> Work required: Put the entries from the line with "Annotate this image: element" up to and including the line with "table-row[interactable]: 17182 8651702" into a two-column CSV with columns named input and output. Give one row per entry, with each value in a single quoted field and line breaks replaced by spaces, and leave the pictures out.

-- Material supplied start --

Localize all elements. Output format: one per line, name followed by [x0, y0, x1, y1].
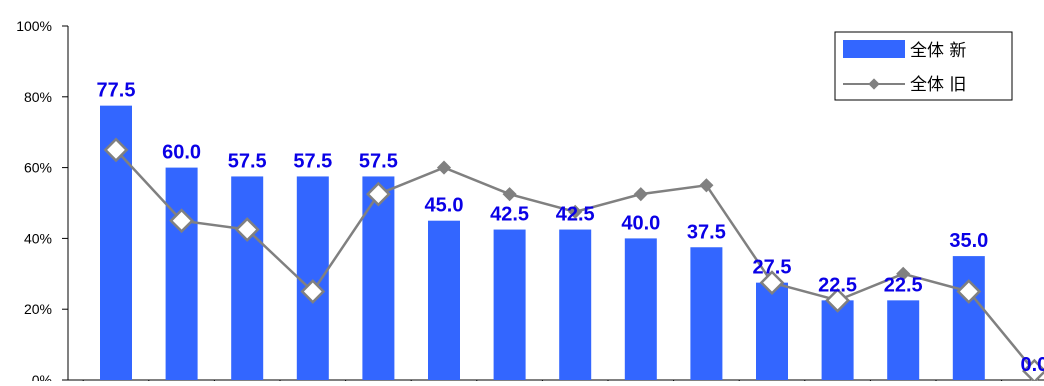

-- Material supplied end --
-- Material supplied start --

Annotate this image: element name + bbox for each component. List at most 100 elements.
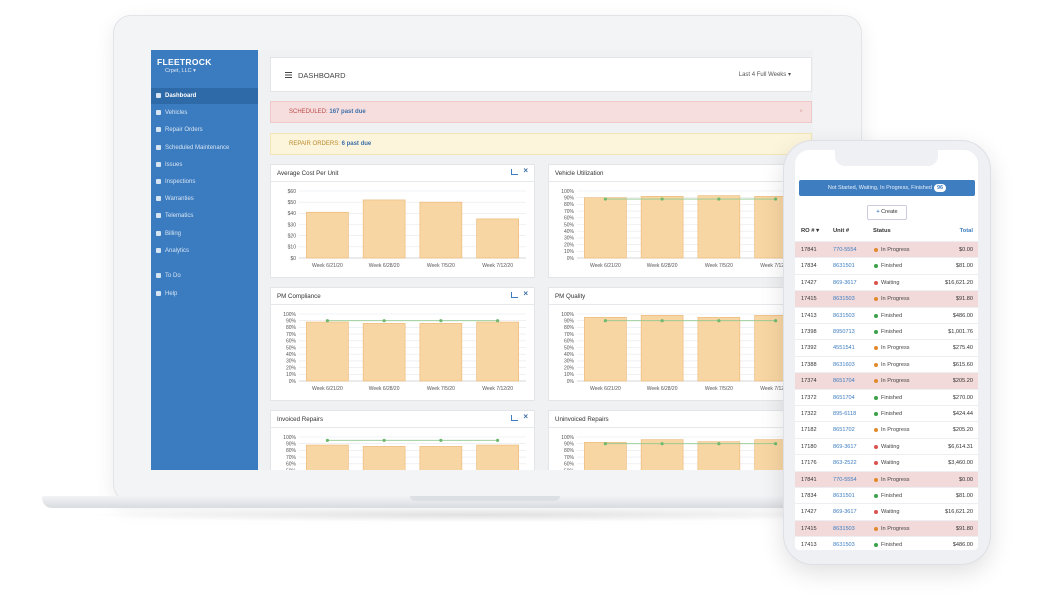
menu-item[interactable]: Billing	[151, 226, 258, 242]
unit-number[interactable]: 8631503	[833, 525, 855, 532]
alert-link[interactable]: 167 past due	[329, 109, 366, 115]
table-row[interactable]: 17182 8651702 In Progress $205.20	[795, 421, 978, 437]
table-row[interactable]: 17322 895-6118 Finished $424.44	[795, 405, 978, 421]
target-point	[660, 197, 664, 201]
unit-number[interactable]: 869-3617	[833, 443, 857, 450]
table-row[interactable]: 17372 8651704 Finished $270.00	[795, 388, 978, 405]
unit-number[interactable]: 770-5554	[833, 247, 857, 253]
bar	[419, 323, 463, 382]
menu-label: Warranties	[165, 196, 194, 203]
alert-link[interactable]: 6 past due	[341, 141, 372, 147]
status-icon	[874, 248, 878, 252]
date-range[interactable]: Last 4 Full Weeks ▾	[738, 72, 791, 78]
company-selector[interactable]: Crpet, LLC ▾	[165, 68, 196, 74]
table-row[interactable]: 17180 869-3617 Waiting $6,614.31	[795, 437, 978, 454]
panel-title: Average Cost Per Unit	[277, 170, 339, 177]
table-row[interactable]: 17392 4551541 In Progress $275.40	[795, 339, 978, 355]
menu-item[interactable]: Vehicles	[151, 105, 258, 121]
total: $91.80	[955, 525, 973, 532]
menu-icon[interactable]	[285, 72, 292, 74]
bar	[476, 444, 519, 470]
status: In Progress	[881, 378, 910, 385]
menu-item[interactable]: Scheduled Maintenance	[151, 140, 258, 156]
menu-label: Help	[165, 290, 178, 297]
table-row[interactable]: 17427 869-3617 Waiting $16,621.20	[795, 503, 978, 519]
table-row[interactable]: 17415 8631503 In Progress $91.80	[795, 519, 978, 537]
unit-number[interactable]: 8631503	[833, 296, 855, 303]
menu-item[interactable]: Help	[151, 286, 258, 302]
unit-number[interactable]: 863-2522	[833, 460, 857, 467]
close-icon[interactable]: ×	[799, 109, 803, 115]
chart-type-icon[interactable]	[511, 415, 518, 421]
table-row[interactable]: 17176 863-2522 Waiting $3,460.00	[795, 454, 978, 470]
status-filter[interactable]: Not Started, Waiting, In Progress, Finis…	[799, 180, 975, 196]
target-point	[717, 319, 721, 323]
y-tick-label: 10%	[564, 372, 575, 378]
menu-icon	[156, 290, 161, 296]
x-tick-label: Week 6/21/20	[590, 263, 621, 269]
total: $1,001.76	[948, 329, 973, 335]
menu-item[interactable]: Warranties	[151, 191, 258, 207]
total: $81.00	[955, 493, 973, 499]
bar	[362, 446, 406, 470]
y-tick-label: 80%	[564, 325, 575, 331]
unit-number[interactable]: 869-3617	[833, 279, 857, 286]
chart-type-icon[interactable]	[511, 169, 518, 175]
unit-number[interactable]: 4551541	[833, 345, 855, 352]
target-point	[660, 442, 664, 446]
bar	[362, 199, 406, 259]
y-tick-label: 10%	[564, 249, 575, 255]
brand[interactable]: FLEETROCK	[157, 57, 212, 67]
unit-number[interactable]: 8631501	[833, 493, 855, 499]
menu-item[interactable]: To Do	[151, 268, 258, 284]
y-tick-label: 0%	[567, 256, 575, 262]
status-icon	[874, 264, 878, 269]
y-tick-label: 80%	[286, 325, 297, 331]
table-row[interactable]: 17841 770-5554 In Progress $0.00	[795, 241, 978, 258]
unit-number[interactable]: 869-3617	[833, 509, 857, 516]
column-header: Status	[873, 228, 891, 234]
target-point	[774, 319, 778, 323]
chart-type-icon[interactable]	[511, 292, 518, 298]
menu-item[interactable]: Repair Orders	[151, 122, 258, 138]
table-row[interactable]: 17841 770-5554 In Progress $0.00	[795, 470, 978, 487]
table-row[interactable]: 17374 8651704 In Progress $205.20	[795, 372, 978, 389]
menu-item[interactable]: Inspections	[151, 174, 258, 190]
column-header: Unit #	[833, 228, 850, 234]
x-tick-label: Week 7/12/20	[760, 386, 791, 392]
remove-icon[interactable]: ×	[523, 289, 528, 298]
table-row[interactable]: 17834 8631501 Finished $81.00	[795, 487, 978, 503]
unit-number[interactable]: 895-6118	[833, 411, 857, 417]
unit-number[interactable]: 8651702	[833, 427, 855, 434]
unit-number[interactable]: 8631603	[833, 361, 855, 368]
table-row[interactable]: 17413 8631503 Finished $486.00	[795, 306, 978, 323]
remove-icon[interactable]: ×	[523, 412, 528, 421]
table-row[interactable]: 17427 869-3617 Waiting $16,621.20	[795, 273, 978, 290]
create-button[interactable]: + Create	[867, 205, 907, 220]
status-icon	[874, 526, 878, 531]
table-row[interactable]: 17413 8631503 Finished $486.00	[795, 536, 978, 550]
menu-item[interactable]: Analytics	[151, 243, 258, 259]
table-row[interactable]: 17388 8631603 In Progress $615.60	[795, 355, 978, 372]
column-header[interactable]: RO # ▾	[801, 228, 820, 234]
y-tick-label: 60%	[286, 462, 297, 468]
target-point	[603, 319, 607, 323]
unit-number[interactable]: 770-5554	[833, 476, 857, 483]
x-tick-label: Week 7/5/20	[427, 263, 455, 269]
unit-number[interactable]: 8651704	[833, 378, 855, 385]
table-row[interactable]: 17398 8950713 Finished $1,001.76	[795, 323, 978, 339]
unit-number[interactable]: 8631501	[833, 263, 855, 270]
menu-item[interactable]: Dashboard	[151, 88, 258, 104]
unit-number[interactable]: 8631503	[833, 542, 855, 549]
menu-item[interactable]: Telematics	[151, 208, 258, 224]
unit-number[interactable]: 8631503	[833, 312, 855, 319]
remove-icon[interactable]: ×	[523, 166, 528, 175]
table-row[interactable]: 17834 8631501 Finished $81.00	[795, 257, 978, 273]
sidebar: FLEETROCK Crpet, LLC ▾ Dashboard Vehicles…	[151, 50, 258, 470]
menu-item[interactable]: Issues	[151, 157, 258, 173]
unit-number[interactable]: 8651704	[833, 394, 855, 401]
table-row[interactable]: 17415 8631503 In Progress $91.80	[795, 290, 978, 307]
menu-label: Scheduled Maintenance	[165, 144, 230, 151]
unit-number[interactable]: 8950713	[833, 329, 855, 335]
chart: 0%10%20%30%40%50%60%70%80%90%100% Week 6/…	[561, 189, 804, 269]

-- Material supplied end --

> Exercise output:
input,output
"Annotate this image: element name + bbox for each component. List at most 100 elements.","menu-item[interactable]: Billing	[151, 226, 258, 242] unit-number[interactable]: 8631503	[833, 525, 855, 532] alert-link[interactable]: 167 past due	[329, 109, 366, 115] table-row[interactable]: 17182 8651702 In Progress $205.20	[795, 421, 978, 437]"